** START **

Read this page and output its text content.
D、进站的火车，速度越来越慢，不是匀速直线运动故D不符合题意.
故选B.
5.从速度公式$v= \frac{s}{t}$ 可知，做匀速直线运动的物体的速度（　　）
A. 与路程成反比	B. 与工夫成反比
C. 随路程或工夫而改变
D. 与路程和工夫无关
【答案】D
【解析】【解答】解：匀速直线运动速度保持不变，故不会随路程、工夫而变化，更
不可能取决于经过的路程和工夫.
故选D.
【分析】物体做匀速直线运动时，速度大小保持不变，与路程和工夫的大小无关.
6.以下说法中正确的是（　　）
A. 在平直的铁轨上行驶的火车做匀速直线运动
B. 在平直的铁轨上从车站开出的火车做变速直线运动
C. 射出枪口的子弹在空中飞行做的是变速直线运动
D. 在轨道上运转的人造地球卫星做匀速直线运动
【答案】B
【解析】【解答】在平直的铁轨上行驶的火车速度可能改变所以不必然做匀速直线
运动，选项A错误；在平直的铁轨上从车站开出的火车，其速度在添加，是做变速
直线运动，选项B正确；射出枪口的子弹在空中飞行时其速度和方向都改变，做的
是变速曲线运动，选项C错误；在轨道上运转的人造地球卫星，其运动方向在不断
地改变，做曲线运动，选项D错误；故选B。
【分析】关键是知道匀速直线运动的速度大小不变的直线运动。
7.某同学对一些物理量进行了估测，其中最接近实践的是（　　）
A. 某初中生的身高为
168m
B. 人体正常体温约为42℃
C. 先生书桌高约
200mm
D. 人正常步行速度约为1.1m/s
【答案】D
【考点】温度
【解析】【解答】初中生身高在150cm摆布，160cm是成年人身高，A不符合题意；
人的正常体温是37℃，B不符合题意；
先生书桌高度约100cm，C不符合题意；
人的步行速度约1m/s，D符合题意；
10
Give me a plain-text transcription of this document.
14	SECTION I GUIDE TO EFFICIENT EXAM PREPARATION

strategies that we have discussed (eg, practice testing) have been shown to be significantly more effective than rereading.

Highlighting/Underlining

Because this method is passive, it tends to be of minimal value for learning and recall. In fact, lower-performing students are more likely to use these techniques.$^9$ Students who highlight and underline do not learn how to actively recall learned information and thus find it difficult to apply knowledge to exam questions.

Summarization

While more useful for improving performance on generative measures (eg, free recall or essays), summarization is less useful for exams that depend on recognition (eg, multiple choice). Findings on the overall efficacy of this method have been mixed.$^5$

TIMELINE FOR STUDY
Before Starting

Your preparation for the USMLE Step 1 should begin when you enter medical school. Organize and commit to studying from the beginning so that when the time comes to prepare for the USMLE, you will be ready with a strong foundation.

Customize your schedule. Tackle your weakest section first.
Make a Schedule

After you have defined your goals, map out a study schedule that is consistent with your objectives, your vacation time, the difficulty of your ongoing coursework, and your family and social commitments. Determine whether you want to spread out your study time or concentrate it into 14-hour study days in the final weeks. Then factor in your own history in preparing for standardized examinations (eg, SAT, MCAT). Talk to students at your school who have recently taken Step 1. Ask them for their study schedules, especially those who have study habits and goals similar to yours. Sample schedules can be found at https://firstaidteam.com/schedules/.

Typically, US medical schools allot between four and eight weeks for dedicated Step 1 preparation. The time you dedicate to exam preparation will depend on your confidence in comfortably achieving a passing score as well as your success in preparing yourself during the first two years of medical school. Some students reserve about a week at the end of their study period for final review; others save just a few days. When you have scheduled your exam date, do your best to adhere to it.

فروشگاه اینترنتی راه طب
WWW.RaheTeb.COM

** END **

> DIRECTION: Repeat the preceding lines exactly, please, every one of them.

> ANSWER TO THIS PROBLEM:
Read this page and output its text content.
D、进站的火车，速度越来越慢，不是匀速直线运动故D不符合题意.
故选B.
5.从速度公式$v= \frac{s}{t}$ 可知，做匀速直线运动的物体的速度（　　）
A. 与路程成反比	B. 与工夫成反比
C. 随路程或工夫而改变
D. 与路程和工夫无关
【答案】D
【解析】【解答】解：匀速直线运动速度保持不变，故不会随路程、工夫而变化，更
不可能取决于经过的路程和工夫.
故选D.
【分析】物体做匀速直线运动时，速度大小保持不变，与路程和工夫的大小无关.
6.以下说法中正确的是（　　）
A. 在平直的铁轨上行驶的火车做匀速直线运动
B. 在平直的铁轨上从车站开出的火车做变速直线运动
C. 射出枪口的子弹在空中飞行做的是变速直线运动
D. 在轨道上运转的人造地球卫星做匀速直线运动
【答案】B
【解析】【解答】在平直的铁轨上行驶的火车速度可能改变所以不必然做匀速直线
运动，选项A错误；在平直的铁轨上从车站开出的火车，其速度在添加，是做变速
直线运动，选项B正确；射出枪口的子弹在空中飞行时其速度和方向都改变，做的
是变速曲线运动，选项C错误；在轨道上运转的人造地球卫星，其运动方向在不断
地改变，做曲线运动，选项D错误；故选B。
【分析】关键是知道匀速直线运动的速度大小不变的直线运动。
7.某同学对一些物理量进行了估测，其中最接近实践的是（　　）
A. 某初中生的身高为
168m
B. 人体正常体温约为42℃
C. 先生书桌高约
200mm
D. 人正常步行速度约为1.1m/s
【答案】D
【考点】温度
【解析】【解答】初中生身高在150cm摆布，160cm是成年人身高，A不符合题意；
人的正常体温是37℃，B不符合题意；
先生书桌高度约100cm，C不符合题意；
人的步行速度约1m/s，D符合题意；
10
Give me a plain-text transcription of this document.
14	SECTION I GUIDE TO EFFICIENT EXAM PREPARATION

strategies that we have discussed (eg, practice testing) have been shown to be significantly more effective than rereading.

Highlighting/Underlining

Because this method is passive, it tends to be of minimal value for learning and recall. In fact, lower-performing students are more likely to use these techniques.$^9$ Students who highlight and underline do not learn how to actively recall learned information and thus find it difficult to apply knowledge to exam questions.

Summarization

While more useful for improving performance on generative measures (eg, free recall or essays), summarization is less useful for exams that depend on recognition (eg, multiple choice). Findings on the overall efficacy of this method have been mixed.$^5$

TIMELINE FOR STUDY
Before Starting

Your preparation for the USMLE Step 1 should begin when you enter medical school. Organize and commit to studying from the beginning so that when the time comes to prepare for the USMLE, you will be ready with a strong foundation.

Customize your schedule. Tackle your weakest section first.
Make a Schedule

After you have defined your goals, map out a study schedule that is consistent with your objectives, your vacation time, the difficulty of your ongoing coursework, and your family and social commitments. Determine whether you want to spread out your study time or concentrate it into 14-hour study days in the final weeks. Then factor in your own history in preparing for standardized examinations (eg, SAT, MCAT). Talk to students at your school who have recently taken Step 1. Ask them for their study schedules, especially those who have study habits and goals similar to yours. Sample schedules can be found at https://firstaidteam.com/schedules/.

Typically, US medical schools allot between four and eight weeks for dedicated Step 1 preparation. The time you dedicate to exam preparation will depend on your confidence in comfortably achieving a passing score as well as your success in preparing yourself during the first two years of medical school. Some students reserve about a week at the end of their study period for final review; others save just a few days. When you have scheduled your exam date, do your best to adhere to it.

فروشگاه اینترنتی راه طب
WWW.RaheTeb.COM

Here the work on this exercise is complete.